Task objective: Copy the material verbatim from its first line through the line containing "985, 808, 1211]", including both.

* * * * *

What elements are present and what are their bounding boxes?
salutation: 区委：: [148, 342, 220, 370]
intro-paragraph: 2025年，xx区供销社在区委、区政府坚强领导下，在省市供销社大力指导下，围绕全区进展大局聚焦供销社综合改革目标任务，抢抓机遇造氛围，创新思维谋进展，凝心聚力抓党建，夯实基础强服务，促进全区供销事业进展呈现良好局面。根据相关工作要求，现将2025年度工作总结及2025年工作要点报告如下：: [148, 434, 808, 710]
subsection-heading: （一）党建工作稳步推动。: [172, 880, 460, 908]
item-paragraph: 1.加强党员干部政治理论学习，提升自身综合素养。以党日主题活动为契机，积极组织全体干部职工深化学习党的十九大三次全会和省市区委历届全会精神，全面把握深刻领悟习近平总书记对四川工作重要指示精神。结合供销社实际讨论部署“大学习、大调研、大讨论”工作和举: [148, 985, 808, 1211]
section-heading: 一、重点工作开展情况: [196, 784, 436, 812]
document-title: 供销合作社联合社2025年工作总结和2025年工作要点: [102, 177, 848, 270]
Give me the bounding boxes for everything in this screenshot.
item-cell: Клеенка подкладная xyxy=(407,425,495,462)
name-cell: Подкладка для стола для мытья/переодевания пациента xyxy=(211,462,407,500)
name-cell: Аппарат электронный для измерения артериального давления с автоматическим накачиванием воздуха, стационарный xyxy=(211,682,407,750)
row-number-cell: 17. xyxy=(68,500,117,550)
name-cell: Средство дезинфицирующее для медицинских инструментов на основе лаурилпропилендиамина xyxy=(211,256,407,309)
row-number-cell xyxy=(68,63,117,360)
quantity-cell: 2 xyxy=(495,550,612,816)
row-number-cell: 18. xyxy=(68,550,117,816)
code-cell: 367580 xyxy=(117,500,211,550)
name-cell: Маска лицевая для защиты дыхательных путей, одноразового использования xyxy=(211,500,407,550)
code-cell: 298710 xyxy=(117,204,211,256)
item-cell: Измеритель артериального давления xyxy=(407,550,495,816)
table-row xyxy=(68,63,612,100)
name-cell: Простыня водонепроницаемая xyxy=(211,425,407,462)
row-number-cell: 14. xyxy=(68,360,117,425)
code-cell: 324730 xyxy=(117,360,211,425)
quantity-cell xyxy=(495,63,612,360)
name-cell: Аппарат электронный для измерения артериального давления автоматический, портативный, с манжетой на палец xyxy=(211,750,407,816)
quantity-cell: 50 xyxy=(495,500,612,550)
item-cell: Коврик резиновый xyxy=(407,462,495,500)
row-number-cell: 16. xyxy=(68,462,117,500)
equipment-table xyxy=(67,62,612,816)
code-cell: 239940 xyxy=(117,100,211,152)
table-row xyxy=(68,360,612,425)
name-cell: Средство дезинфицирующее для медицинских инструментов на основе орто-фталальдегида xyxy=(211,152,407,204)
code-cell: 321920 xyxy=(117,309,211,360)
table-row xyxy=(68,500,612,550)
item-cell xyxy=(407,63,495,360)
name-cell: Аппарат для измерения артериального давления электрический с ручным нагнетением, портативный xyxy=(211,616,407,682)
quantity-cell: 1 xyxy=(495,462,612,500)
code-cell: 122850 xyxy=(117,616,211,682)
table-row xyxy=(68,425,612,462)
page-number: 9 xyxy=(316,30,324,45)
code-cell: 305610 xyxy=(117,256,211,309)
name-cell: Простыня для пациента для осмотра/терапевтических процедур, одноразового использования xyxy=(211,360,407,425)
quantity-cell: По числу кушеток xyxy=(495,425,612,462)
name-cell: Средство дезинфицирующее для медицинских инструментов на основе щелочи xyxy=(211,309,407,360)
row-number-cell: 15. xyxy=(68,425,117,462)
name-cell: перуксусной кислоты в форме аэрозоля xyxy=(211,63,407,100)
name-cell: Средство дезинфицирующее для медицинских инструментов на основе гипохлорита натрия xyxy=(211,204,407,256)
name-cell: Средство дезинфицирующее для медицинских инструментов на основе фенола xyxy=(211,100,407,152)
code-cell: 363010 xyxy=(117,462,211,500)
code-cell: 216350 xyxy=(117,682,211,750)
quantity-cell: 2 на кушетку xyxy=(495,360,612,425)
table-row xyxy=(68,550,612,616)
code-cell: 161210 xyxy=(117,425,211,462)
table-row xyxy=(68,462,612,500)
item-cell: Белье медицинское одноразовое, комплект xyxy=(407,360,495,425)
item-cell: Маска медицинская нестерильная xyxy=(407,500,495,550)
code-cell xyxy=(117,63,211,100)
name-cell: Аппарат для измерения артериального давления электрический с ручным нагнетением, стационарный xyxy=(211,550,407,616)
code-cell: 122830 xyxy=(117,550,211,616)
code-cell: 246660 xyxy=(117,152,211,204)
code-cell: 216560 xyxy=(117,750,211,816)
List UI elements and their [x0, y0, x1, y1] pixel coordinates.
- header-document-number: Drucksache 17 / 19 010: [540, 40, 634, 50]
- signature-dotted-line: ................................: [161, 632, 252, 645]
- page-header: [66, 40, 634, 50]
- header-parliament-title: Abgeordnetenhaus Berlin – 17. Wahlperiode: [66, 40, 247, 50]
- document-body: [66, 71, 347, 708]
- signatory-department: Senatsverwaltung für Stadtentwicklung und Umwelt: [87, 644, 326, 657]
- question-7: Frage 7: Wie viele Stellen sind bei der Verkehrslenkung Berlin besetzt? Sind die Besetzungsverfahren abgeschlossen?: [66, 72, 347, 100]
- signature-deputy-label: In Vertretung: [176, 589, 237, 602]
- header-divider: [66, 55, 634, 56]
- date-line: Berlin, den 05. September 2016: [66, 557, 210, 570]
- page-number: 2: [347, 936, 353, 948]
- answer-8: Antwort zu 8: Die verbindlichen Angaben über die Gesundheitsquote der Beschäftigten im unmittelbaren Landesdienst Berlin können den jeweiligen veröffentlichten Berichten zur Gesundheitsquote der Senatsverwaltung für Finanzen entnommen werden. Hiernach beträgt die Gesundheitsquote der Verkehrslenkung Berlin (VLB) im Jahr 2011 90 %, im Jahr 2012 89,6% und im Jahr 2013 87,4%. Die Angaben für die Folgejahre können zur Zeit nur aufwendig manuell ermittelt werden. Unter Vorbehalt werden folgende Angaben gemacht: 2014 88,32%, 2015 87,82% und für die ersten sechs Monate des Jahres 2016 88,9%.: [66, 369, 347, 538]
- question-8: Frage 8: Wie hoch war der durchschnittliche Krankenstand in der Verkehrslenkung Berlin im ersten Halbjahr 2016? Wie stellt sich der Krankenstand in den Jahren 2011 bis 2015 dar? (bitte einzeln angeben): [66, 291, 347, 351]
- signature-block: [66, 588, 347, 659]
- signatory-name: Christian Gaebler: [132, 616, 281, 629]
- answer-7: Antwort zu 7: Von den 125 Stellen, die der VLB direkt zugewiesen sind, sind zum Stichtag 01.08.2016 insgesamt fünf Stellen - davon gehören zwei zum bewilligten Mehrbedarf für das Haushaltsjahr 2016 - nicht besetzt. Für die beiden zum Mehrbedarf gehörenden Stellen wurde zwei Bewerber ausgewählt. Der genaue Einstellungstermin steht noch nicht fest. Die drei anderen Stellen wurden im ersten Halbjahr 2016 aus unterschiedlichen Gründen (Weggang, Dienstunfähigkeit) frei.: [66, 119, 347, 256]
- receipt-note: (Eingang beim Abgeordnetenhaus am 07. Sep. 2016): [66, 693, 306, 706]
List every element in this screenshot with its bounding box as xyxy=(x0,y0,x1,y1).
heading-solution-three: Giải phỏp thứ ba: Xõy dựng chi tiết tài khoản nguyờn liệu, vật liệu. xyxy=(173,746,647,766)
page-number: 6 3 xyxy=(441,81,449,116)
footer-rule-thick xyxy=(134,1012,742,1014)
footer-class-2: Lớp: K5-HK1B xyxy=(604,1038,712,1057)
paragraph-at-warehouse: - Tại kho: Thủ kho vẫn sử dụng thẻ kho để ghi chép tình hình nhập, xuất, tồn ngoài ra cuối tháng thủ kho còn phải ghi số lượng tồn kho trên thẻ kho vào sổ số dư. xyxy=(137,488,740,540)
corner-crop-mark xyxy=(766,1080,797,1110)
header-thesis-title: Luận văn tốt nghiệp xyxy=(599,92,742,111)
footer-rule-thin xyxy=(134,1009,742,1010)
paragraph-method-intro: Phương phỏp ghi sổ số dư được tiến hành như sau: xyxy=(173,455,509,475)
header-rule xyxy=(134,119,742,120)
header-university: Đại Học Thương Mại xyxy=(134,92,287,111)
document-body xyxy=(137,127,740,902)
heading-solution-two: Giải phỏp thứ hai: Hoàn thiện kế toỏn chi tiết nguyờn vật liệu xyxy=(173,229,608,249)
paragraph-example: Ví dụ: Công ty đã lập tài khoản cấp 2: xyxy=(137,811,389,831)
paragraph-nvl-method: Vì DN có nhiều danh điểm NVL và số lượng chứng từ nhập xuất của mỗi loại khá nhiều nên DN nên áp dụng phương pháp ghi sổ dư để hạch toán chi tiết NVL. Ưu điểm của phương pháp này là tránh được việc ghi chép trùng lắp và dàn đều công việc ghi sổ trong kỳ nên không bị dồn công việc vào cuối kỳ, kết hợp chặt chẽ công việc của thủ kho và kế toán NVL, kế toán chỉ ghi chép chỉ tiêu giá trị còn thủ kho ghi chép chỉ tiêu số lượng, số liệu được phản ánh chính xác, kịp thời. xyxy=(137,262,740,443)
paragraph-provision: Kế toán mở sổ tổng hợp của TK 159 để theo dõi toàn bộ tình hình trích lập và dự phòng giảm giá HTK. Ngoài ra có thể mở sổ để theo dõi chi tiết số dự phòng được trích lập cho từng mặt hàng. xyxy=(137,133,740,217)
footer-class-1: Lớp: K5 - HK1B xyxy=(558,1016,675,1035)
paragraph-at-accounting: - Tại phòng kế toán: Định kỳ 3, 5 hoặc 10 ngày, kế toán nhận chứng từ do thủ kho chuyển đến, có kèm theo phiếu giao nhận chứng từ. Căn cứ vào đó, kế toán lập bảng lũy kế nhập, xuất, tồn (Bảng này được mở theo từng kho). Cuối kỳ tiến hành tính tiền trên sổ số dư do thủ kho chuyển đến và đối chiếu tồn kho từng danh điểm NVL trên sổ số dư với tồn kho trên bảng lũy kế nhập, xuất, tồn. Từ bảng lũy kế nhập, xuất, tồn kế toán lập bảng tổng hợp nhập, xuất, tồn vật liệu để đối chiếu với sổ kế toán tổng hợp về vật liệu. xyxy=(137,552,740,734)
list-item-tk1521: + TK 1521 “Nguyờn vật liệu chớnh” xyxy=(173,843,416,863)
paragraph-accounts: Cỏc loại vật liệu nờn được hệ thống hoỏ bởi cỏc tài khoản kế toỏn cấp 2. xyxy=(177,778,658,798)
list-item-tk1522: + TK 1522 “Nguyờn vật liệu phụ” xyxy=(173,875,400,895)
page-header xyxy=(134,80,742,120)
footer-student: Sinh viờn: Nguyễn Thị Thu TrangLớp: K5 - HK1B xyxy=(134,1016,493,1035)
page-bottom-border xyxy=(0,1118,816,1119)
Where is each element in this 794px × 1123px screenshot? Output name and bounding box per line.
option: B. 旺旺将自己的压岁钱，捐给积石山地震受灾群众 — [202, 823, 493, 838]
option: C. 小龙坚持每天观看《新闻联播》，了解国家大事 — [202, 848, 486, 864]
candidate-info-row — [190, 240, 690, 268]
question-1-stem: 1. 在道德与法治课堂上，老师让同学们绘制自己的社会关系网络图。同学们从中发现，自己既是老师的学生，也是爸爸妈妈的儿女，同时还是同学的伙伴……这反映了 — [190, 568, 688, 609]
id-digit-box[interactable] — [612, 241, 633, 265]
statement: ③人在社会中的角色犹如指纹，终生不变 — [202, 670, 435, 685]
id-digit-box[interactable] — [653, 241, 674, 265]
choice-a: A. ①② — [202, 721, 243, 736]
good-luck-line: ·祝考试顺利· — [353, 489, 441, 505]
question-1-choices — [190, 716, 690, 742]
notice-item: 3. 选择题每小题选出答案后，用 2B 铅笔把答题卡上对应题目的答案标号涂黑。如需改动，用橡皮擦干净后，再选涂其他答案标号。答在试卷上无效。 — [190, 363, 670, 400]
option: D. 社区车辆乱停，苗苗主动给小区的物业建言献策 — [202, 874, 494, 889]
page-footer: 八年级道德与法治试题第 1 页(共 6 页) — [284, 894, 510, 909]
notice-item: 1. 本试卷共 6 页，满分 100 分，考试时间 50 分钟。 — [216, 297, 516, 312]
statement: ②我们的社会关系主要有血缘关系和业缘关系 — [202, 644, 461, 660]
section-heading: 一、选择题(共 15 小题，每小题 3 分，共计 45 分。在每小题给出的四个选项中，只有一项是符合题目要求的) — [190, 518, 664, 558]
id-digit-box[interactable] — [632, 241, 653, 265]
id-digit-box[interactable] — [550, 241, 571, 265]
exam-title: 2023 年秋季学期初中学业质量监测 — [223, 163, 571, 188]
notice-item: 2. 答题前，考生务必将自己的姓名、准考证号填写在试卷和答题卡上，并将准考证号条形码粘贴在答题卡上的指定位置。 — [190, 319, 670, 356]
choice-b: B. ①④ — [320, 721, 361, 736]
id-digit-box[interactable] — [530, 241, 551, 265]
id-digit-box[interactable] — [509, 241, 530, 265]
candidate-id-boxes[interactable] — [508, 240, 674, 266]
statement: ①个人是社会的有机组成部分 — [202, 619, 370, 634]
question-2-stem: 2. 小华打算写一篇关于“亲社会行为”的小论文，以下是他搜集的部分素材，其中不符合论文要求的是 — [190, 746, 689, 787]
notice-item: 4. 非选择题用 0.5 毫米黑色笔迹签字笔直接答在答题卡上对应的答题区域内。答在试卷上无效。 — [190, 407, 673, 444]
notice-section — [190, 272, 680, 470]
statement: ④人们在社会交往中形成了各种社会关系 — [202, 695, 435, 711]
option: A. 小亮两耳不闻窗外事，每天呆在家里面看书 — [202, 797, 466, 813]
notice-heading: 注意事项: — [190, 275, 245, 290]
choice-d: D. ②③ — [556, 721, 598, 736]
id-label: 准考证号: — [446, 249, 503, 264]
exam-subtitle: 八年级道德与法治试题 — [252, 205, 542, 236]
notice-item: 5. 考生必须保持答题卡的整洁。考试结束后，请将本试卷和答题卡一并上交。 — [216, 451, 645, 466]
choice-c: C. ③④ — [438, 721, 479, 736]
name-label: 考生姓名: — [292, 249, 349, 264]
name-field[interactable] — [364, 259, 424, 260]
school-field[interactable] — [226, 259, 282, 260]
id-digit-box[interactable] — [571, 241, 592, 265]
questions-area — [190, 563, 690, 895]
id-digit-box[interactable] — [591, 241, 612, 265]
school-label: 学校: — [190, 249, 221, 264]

* * * * *

Output below:
What elements are present and what are their bounding boxes?
salutation: 区委：: [148, 342, 220, 370]
intro-paragraph: 2025年，xx区供销社在区委、区政府坚强领导下，在省市供销社大力指导下，围绕全区进展大局聚焦供销社综合改革目标任务，抢抓机遇造氛围，创新思维谋进展，凝心聚力抓党建，夯实基础强服务，促进全区供销事业进展呈现良好局面。根据相关工作要求，现将2025年度工作总结及2025年工作要点报告如下：: [148, 434, 808, 710]
subsection-heading: （一）党建工作稳步推动。: [172, 880, 460, 908]
item-paragraph: 1.加强党员干部政治理论学习，提升自身综合素养。以党日主题活动为契机，积极组织全体干部职工深化学习党的十九大三次全会和省市区委历届全会精神，全面把握深刻领悟习近平总书记对四川工作重要指示精神。结合供销社实际讨论部署“大学习、大调研、大讨论”工作和举: [148, 985, 808, 1211]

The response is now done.